§ Goal: Look through the lines below and extract any with the word "Cleft".

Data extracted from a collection
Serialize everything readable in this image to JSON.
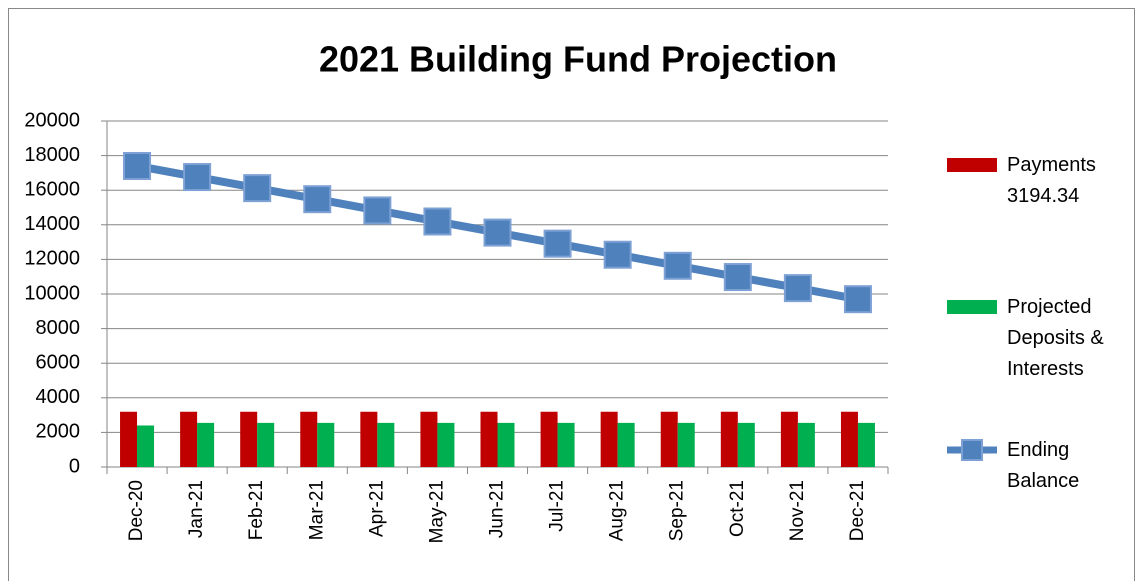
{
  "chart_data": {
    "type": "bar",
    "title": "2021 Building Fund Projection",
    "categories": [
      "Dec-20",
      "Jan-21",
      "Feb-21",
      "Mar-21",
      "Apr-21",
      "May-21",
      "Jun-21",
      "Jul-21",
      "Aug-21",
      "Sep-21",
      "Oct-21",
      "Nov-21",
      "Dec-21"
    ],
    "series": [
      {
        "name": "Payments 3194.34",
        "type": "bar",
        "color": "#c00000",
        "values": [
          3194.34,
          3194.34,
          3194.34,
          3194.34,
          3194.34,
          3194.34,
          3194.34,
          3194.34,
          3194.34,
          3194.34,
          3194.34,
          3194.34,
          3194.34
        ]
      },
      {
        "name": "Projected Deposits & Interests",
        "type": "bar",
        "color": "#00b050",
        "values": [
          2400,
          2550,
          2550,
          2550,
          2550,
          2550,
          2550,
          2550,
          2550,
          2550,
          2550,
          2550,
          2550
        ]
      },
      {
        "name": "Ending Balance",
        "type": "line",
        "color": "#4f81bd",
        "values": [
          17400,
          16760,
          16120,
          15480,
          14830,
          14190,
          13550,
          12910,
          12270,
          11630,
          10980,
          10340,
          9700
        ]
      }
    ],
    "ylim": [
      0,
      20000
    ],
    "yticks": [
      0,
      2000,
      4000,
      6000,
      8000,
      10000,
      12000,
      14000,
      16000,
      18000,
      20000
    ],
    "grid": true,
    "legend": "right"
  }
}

==

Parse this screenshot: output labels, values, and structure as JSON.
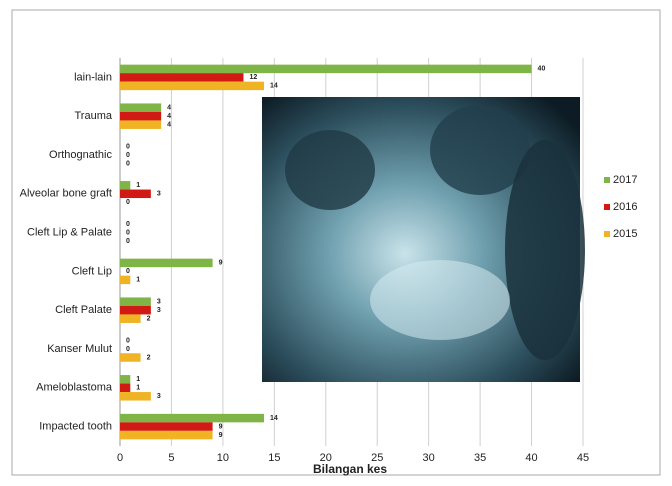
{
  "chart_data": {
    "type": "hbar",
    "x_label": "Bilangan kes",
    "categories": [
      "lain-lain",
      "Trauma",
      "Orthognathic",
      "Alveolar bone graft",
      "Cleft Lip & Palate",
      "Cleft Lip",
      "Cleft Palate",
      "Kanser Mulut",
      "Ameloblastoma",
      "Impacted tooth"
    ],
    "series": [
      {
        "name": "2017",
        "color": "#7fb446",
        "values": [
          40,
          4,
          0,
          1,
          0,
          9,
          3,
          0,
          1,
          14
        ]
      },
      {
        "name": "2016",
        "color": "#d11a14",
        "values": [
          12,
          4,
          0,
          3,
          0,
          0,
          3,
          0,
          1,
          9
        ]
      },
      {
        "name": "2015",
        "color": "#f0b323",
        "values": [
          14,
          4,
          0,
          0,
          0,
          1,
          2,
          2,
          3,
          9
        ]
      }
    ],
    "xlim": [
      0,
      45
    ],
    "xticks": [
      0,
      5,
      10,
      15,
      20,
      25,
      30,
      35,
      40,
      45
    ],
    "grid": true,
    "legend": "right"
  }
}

* * *

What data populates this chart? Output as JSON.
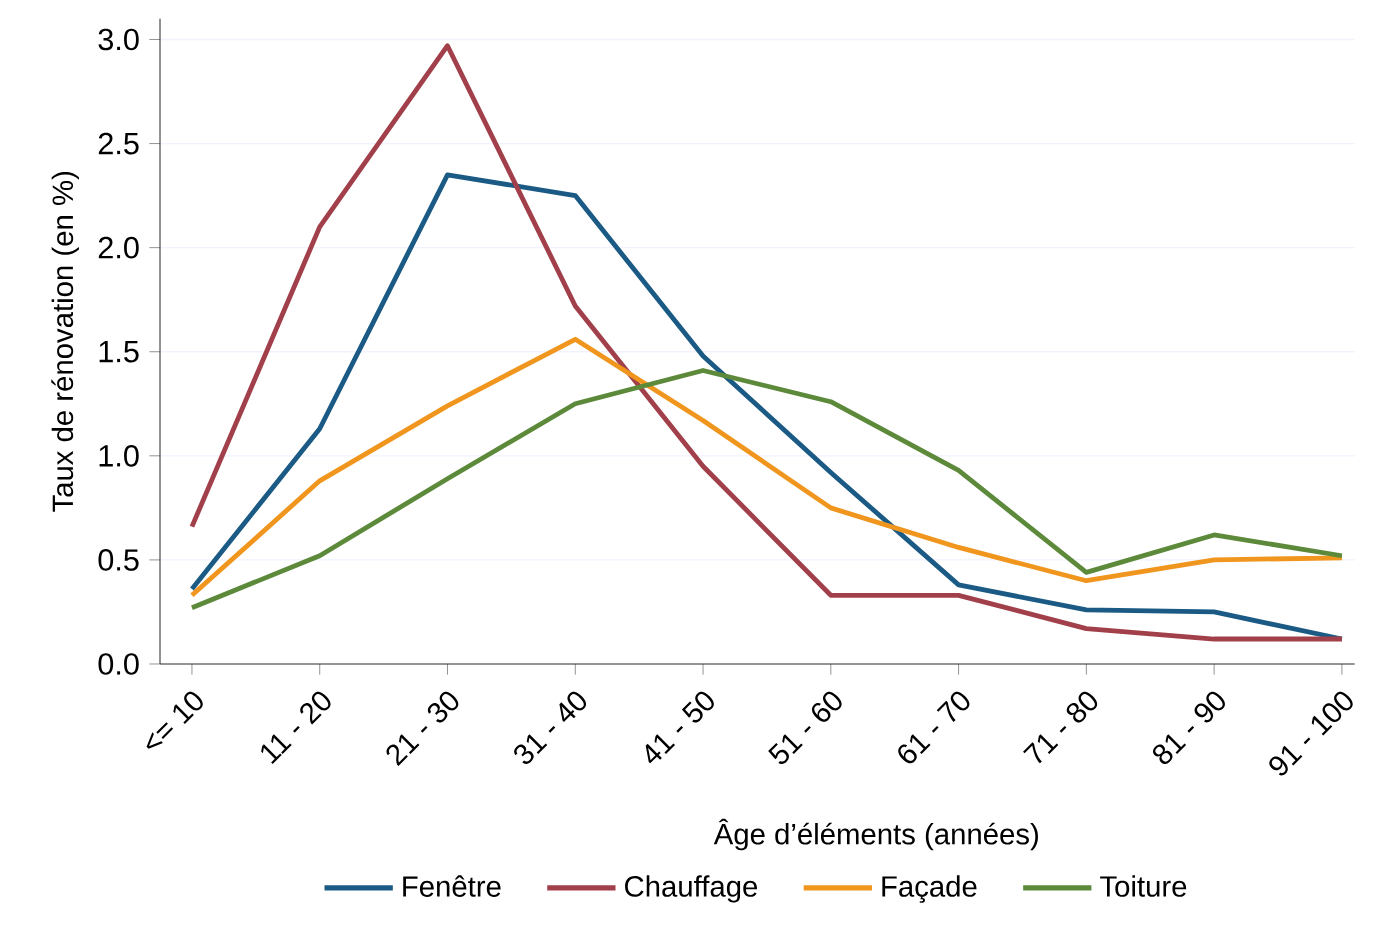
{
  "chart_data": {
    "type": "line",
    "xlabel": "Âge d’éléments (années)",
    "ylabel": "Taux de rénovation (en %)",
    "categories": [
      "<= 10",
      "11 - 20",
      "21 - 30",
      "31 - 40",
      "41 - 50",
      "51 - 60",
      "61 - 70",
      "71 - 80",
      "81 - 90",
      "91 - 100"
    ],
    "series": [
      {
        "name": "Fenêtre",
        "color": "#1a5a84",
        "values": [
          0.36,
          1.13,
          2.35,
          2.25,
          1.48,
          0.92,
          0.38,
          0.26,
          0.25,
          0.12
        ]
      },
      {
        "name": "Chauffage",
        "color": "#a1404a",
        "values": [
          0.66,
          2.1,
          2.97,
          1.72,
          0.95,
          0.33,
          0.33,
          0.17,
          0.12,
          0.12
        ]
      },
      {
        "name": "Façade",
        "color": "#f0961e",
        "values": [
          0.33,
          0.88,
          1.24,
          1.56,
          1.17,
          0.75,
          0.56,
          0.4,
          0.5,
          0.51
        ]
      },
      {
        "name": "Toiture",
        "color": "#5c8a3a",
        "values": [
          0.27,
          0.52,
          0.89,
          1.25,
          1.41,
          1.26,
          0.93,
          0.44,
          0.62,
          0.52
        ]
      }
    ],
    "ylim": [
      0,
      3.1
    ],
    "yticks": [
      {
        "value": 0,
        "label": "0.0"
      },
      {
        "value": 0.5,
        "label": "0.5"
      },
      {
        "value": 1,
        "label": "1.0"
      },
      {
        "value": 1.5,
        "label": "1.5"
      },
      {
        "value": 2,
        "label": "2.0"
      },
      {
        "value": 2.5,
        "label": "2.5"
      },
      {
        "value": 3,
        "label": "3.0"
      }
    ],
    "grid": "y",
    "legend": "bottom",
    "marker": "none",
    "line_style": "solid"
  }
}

§ Exercise solution:
      "Cleft Lip & Palate",
      "Cleft Lip",
      "Cleft Palate",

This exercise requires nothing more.